#### Set task
Write out every line of the data below as a numbered list, skipping blank lines and leaving out the pictures.

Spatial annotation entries

■ ■ ■

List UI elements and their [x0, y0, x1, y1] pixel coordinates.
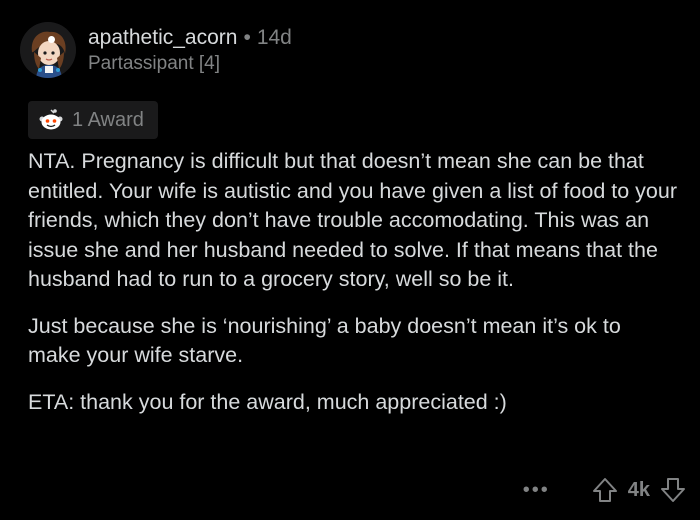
award-chip[interactable]: 1 Award [28, 101, 158, 139]
vote-score: 4k [627, 478, 650, 501]
user-flair: Partassipant [4] [88, 52, 221, 74]
more-options-button[interactable]: ••• [523, 479, 550, 502]
award-icon [39, 109, 63, 130]
meta-separator: • [243, 25, 251, 49]
comment-header: apathetic_acorn • 14d Partassipant [4] [20, 18, 292, 82]
online-indicator [48, 36, 55, 43]
award-label: 1 Award [72, 108, 144, 131]
comment-actions: ••• 4k [523, 470, 688, 510]
upvote-icon[interactable] [590, 475, 620, 505]
comment-body: NTA. Pregnancy is difficult but that doe… [28, 147, 678, 434]
meta-top-line: apathetic_acorn • 14d [88, 25, 292, 50]
comment: apathetic_acorn • 14d Partassipant [4] 1… [0, 0, 700, 520]
comment-paragraph-2: Just because she is ‘nourishing’ a baby … [28, 313, 621, 368]
avatar[interactable] [20, 22, 76, 78]
downvote-icon[interactable] [658, 475, 688, 505]
avatar-illustration [20, 22, 76, 78]
comment-meta: apathetic_acorn • 14d Partassipant [4] [88, 25, 292, 76]
comment-paragraph-3: ETA: thank you for the award, much appre… [28, 389, 507, 414]
comment-age: 14d [256, 25, 292, 49]
username-link[interactable]: apathetic_acorn [88, 25, 237, 50]
comment-paragraph-1: NTA. Pregnancy is difficult but that doe… [28, 149, 677, 291]
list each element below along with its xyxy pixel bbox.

■ ■ ■

#### Written reply
1. List UI elements and their [x0, y0, x1, y1] pixel coordinates.
2. award-chip[interactable]: 1 Award [28, 101, 158, 139]
3. vote-score: 4k [627, 478, 650, 501]
4. user-flair: Partassipant [4] [88, 52, 221, 74]
5. more-options-button[interactable]: ••• [523, 479, 550, 502]
6. award-icon [39, 109, 63, 130]
7. meta-separator: • [243, 25, 251, 49]
8. comment-header: apathetic_acorn • 14d Partassipant [4] [20, 18, 292, 82]
9. online-indicator [48, 36, 55, 43]
10. award-label: 1 Award [72, 108, 144, 131]
11. comment-actions: ••• 4k [523, 470, 688, 510]
12. upvote-icon[interactable] [590, 475, 620, 505]
13. comment-body: NTA. Pregnancy is difficult but that doe… [28, 147, 678, 434]
14. meta-top-line: apathetic_acorn • 14d [88, 25, 292, 50]
15. comment: apathetic_acorn • 14d Partassipant [4] 1… [0, 0, 700, 520]
16. comment-paragraph-2: Just because she is ‘nourishing’ a baby … [28, 313, 621, 368]
17. avatar[interactable] [20, 22, 76, 78]
18. downvote-icon[interactable] [658, 475, 688, 505]
19. avatar-illustration [20, 22, 76, 78]
20. comment-meta: apathetic_acorn • 14d Partassipant [4] [88, 25, 292, 76]
21. comment-paragraph-3: ETA: thank you for the award, much appre… [28, 389, 507, 414]
22. comment-age: 14d [256, 25, 292, 49]
23. username-link[interactable]: apathetic_acorn [88, 25, 237, 50]
24. comment-paragraph-1: NTA. Pregnancy is difficult but that doe… [28, 149, 677, 291]
25. list each element below along with its xyxy pixel bbox.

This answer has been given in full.